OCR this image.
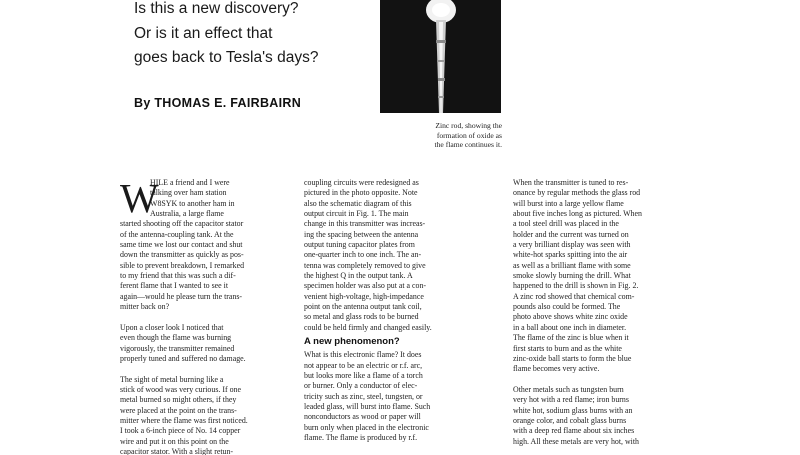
Is this a new discovery?
Or is it an effect that
goes back to Tesla's days?
By THOMAS E. FAIRBAIRN
Zinc rod, showing the
formation of oxide as
the flame continues it.
W
HILE a friend and I were
talking over ham station
W8SYK to another ham in
Australia, a large flame
started shooting off the capacitor stator
of the antenna-coupling tank. At the
same time we lost our contact and shut
down the transmitter as quickly as pos-
sible to prevent breakdown, I remarked
to my friend that this was such a dif-
ferent flame that I wanted to see it
again—would he please turn the trans-
mitter back on?
Upon a closer look I noticed that
even though the flame was burning
vigorously, the transmitter remained
properly tuned and suffered no damage.
The sight of metal burning like a
stick of wood was very curious. If one
metal burned so might others, if they
were placed at the point on the trans-
mitter where the flame was first noticed.
I took a 6-inch piece of No. 14 copper
wire and put it on this point on the
capacitor stator. With a slight retun-
coupling circuits were redesigned as
pictured in the photo opposite. Note
also the schematic diagram of this
output circuit in Fig. 1. The main
change in this transmitter was increas-
ing the spacing between the antenna
output tuning capacitor plates from
one-quarter inch to one inch. The an-
tenna was completely removed to give
the highest Q in the output tank. A
specimen holder was also put at a con-
venient high-voltage, high-impedance
point on the antenna output tank coil,
so metal and glass rods to be burned
could be held firmly and changed easily.
A new phenomenon?
What is this electronic flame? It does
not appear to be an electric or r.f. arc,
but looks more like a flame of a torch
or burner. Only a conductor of elec-
tricity such as zinc, steel, tungsten, or
leaded glass, will burst into flame. Such
nonconductors as wood or paper will
burn only when placed in the electronic
flame. The flame is produced by r.f.
When the transmitter is tuned to res-
onance by regular methods the glass rod
will burst into a large yellow flame
about five inches long as pictured. When
a tool steel drill was placed in the
holder and the current was turned on
a very brilliant display was seen with
white-hot sparks spitting into the air
as well as a brilliant flame with some
smoke slowly burning the drill. What
happened to the drill is shown in Fig. 2.
A zinc rod showed that chemical com-
pounds also could be formed. The
photo above shows white zinc oxide
in a ball about one inch in diameter.
The flame of the zinc is blue when it
first starts to burn and as the white
zinc-oxide ball starts to form the blue
flame becomes very active.
Other metals such as tungsten burn
very hot with a red flame; iron burns
white hot, sodium glass burns with an
orange color, and cobalt glass burns
with a deep red flame about six inches
high. All these metals are very hot, with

• • • • •

Problem details –
Find the string "that" in the records, then copy each line where it occurs.

Worked answer –
Or is it an effect that
to my friend that this was such a dif-
ferent flame that I wanted to see it
Upon a closer look I noticed that
A zinc rod showed that chemical com-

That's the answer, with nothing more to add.